[Collected data entries]
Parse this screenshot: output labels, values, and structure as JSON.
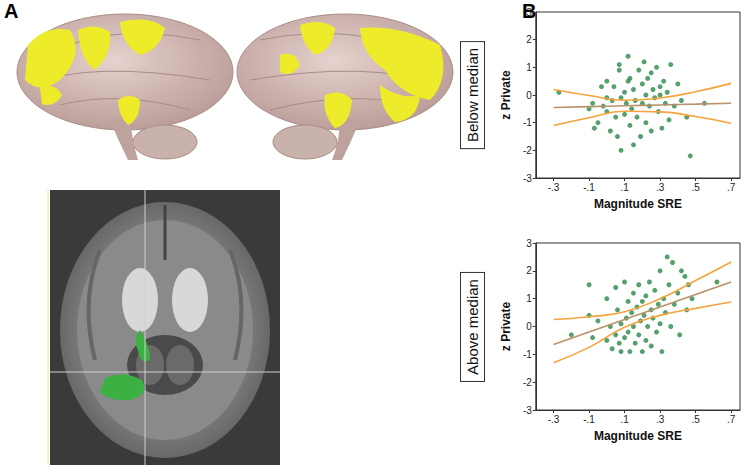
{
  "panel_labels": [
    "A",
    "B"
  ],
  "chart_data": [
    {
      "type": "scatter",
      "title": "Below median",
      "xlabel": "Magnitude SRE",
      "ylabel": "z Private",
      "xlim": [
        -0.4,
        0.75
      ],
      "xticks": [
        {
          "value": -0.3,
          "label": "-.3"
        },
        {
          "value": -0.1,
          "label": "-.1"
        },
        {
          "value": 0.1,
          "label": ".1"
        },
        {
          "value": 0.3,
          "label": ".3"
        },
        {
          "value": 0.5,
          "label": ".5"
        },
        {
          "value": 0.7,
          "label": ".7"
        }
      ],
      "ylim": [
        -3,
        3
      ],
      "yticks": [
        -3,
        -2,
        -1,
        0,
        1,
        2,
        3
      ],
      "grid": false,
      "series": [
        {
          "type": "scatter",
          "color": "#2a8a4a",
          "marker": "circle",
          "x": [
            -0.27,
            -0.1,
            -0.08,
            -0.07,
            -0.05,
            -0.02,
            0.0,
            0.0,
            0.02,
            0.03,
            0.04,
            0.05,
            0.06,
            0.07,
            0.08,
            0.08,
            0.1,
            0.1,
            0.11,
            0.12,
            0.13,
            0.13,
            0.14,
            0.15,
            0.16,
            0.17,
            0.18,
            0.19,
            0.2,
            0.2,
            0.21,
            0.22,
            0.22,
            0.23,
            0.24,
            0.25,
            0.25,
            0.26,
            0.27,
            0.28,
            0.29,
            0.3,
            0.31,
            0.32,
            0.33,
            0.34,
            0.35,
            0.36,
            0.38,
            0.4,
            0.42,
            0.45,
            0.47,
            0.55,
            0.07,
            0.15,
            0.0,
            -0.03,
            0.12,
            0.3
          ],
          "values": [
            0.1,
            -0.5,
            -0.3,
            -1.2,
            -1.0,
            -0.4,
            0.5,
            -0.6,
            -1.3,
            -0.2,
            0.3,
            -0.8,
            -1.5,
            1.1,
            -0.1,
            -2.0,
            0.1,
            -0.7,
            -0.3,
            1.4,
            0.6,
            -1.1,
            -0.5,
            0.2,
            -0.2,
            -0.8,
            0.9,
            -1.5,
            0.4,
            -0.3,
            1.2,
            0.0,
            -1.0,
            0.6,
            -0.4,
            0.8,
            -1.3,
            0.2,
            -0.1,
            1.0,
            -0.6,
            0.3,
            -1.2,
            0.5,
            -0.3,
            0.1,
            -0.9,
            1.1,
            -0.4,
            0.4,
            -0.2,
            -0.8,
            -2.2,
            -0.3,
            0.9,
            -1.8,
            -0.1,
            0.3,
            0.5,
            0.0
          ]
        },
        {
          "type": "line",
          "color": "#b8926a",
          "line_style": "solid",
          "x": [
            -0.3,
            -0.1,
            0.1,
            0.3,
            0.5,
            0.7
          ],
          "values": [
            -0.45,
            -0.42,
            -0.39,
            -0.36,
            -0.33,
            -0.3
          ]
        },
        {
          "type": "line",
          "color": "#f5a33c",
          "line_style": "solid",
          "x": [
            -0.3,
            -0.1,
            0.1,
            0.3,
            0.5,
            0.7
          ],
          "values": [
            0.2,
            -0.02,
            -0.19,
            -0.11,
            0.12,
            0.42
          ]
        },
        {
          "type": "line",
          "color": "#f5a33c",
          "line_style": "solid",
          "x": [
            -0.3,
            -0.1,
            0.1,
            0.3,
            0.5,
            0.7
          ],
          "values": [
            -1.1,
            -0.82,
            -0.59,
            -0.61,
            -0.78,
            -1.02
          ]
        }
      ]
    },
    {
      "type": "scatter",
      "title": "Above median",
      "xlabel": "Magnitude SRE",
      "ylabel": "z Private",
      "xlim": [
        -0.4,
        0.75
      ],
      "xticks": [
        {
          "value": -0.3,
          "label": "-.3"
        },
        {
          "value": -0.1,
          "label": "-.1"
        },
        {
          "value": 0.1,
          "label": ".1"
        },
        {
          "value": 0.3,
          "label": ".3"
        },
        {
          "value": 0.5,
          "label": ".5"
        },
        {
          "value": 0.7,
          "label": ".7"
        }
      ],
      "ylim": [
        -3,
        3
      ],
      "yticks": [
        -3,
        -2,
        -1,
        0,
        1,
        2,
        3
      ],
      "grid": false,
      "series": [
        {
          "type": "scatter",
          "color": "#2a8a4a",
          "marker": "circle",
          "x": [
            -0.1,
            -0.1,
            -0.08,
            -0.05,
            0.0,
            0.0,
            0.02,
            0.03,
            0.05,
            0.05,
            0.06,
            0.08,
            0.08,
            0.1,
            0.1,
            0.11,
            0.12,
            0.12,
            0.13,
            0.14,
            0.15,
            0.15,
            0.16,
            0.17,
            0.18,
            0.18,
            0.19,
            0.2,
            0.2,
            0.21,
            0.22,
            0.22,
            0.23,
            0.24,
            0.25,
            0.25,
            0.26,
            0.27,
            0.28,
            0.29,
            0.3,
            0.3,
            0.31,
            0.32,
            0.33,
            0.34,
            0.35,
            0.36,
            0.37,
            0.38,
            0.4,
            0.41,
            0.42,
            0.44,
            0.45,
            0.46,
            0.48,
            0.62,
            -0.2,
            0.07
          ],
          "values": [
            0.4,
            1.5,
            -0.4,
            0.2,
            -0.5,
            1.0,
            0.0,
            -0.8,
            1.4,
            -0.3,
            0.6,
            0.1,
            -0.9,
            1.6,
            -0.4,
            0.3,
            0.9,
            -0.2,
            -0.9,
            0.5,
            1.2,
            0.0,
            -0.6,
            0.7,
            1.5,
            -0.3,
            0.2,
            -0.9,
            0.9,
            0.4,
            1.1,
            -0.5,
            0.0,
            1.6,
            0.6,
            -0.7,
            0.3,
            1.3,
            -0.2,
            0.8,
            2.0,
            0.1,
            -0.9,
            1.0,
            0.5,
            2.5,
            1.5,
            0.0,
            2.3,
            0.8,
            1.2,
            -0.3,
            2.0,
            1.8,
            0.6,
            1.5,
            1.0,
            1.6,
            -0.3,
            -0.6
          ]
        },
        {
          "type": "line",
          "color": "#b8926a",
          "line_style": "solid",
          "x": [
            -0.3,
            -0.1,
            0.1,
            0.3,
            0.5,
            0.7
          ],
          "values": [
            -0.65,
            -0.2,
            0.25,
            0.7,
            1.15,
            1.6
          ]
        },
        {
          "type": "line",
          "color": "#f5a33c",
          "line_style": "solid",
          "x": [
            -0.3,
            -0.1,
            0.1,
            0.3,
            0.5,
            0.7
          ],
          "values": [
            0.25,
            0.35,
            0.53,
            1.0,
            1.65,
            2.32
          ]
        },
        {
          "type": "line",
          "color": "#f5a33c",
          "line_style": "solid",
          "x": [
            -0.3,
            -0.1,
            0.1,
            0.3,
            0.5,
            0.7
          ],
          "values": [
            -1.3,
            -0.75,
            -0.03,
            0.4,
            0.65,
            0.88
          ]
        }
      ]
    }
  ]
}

## What you will do
Every line that holds the word "median" counts once; state the total number of such lines and nothing else.

## Result of the exercise
2